RECORDED DATA –

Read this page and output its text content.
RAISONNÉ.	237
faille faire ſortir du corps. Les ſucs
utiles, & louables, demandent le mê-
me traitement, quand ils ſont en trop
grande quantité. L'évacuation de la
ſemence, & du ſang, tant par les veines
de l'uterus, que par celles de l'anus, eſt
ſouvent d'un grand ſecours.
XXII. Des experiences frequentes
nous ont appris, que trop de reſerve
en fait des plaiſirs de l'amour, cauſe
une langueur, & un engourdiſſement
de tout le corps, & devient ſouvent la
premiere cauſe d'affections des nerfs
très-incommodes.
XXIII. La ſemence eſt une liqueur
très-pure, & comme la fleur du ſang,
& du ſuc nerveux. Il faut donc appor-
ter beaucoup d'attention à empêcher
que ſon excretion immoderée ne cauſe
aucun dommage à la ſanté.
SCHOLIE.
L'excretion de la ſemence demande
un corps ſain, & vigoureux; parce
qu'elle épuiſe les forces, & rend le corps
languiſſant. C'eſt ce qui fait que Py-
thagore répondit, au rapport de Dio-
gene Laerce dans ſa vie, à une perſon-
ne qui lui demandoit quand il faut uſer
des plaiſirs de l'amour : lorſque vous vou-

TASK TO CARRY OUT –
Write out every entry again exactly, please, with nothing missing.

SOLUTION TO THIS EXERCISE –
Read this page and output its text content.
RAISONNÉ.	237
faille faire ſortir du corps. Les ſucs
utiles, & louables, demandent le mê-
me traitement, quand ils ſont en trop
grande quantité. L'évacuation de la
ſemence, & du ſang, tant par les veines
de l'uterus, que par celles de l'anus, eſt
ſouvent d'un grand ſecours.
XXII. Des experiences frequentes
nous ont appris, que trop de reſerve
en fait des plaiſirs de l'amour, cauſe
une langueur, & un engourdiſſement
de tout le corps, & devient ſouvent la
premiere cauſe d'affections des nerfs
très-incommodes.
XXIII. La ſemence eſt une liqueur
très-pure, & comme la fleur du ſang,
& du ſuc nerveux. Il faut donc appor-
ter beaucoup d'attention à empêcher
que ſon excretion immoderée ne cauſe
aucun dommage à la ſanté.
SCHOLIE.
L'excretion de la ſemence demande
un corps ſain, & vigoureux; parce
qu'elle épuiſe les forces, & rend le corps
languiſſant. C'eſt ce qui fait que Py-
thagore répondit, au rapport de Dio-
gene Laerce dans ſa vie, à une perſon-
ne qui lui demandoit quand il faut uſer
des plaiſirs de l'amour : lorſque vous vou-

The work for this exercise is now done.